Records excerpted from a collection
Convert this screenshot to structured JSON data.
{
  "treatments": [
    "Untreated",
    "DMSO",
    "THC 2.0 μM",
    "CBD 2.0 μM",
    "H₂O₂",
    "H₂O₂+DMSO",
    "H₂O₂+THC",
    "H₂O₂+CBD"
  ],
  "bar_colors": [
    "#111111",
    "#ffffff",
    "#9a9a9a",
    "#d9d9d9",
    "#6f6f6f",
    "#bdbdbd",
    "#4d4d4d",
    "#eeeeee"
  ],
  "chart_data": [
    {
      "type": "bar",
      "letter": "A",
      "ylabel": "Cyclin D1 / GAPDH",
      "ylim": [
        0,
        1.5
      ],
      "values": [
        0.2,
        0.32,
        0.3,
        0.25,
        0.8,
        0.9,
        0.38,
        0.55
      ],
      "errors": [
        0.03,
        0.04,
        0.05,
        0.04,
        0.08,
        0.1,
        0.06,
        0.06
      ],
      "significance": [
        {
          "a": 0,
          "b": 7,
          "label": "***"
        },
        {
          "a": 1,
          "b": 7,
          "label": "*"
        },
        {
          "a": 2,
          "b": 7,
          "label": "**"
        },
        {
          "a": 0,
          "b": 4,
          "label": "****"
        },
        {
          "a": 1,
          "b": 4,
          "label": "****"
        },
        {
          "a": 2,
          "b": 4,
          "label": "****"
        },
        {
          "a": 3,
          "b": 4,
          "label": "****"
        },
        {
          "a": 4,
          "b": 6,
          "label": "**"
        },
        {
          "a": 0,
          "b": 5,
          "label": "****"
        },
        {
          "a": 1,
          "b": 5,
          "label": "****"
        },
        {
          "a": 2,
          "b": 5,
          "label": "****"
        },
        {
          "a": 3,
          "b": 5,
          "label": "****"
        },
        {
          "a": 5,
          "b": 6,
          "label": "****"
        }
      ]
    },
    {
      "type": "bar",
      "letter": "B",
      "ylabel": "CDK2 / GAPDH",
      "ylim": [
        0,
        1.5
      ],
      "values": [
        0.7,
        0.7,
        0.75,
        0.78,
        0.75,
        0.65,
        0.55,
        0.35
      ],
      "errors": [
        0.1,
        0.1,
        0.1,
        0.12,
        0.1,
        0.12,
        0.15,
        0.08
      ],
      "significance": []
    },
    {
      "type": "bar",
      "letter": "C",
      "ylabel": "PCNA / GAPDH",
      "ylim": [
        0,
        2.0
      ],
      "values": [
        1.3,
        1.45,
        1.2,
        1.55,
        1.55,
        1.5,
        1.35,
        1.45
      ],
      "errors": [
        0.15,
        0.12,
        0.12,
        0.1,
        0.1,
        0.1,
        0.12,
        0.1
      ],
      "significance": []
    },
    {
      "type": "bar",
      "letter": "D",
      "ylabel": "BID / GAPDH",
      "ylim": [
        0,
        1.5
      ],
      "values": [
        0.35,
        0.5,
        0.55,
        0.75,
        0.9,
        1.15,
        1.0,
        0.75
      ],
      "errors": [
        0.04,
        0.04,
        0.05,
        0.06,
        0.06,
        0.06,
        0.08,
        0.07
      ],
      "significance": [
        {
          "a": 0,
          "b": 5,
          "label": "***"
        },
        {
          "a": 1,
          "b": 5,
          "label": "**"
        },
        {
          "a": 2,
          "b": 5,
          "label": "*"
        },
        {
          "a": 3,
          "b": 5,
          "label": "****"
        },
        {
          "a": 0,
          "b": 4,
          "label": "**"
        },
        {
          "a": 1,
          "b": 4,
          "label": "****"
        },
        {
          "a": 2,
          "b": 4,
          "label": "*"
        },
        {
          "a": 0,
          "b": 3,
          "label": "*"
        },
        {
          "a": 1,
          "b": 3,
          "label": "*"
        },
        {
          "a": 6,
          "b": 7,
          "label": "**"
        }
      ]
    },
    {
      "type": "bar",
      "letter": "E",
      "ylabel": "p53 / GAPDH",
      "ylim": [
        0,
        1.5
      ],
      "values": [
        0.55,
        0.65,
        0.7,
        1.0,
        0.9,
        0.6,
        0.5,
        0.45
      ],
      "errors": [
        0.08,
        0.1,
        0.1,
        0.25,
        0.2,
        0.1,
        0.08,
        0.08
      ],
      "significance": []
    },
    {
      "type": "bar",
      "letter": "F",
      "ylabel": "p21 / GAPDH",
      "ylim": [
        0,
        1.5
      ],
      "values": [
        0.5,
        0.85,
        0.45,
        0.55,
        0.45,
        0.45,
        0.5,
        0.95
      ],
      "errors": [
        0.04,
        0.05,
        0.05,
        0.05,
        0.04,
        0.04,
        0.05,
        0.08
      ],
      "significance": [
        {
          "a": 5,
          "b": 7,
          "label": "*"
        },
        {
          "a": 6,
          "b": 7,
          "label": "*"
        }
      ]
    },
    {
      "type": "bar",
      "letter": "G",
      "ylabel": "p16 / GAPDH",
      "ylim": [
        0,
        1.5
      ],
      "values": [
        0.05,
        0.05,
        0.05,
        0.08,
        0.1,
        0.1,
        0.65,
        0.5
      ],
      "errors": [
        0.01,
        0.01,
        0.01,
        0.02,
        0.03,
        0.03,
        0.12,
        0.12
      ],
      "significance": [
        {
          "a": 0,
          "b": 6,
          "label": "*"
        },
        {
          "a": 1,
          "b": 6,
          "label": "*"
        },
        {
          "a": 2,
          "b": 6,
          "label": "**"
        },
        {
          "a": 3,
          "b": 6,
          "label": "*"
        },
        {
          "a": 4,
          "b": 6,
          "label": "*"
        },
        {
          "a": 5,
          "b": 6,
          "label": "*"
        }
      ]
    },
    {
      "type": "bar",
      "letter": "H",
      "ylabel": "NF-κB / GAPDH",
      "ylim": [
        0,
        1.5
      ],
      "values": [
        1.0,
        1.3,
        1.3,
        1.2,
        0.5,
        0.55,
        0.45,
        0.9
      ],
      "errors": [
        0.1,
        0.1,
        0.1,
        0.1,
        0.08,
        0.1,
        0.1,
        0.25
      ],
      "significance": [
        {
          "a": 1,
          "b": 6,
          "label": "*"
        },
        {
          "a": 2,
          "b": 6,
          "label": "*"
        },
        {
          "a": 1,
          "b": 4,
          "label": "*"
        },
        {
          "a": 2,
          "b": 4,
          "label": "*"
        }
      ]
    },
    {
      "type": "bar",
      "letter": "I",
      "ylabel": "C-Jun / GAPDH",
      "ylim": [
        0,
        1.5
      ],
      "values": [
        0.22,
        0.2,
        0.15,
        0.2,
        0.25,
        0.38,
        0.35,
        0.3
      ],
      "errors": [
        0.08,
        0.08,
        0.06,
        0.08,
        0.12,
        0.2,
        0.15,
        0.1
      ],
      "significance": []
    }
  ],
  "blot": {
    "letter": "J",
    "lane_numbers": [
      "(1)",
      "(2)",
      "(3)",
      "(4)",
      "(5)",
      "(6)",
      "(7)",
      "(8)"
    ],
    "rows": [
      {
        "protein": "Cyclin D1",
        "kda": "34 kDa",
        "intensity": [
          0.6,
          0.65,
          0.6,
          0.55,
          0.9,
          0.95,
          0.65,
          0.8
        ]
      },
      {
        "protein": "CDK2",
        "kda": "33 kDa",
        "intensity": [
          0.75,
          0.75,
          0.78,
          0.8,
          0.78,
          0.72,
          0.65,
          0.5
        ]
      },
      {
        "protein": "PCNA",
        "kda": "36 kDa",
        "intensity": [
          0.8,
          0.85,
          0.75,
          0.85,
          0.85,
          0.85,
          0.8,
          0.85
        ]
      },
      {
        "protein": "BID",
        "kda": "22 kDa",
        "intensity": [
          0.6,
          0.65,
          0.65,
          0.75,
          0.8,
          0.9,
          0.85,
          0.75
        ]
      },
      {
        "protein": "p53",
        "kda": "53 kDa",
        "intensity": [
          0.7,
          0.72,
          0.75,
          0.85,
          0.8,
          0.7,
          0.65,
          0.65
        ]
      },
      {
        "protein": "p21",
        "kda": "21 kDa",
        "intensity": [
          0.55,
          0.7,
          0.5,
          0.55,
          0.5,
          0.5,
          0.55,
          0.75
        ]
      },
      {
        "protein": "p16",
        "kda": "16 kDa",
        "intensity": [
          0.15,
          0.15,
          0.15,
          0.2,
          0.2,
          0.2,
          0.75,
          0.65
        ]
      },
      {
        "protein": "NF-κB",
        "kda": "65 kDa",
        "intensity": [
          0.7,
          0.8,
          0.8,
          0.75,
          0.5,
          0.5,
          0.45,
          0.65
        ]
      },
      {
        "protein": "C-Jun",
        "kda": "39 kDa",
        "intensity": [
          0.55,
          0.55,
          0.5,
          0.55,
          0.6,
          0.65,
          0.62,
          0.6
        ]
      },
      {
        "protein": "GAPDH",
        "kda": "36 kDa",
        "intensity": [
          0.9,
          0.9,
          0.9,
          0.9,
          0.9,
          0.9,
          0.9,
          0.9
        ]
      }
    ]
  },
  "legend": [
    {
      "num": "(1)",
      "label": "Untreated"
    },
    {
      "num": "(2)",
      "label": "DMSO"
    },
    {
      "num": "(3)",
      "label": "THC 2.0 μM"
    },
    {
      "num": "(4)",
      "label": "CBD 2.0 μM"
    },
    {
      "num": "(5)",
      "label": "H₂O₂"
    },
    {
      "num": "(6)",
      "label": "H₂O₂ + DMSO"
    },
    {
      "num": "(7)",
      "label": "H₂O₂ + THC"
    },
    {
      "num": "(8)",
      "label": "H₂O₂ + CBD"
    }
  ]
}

EXERCISE DESCRIPTION → Reply with nothing except the number of lines in the records that include the word "H₂O₂".

TASK RESULT → 8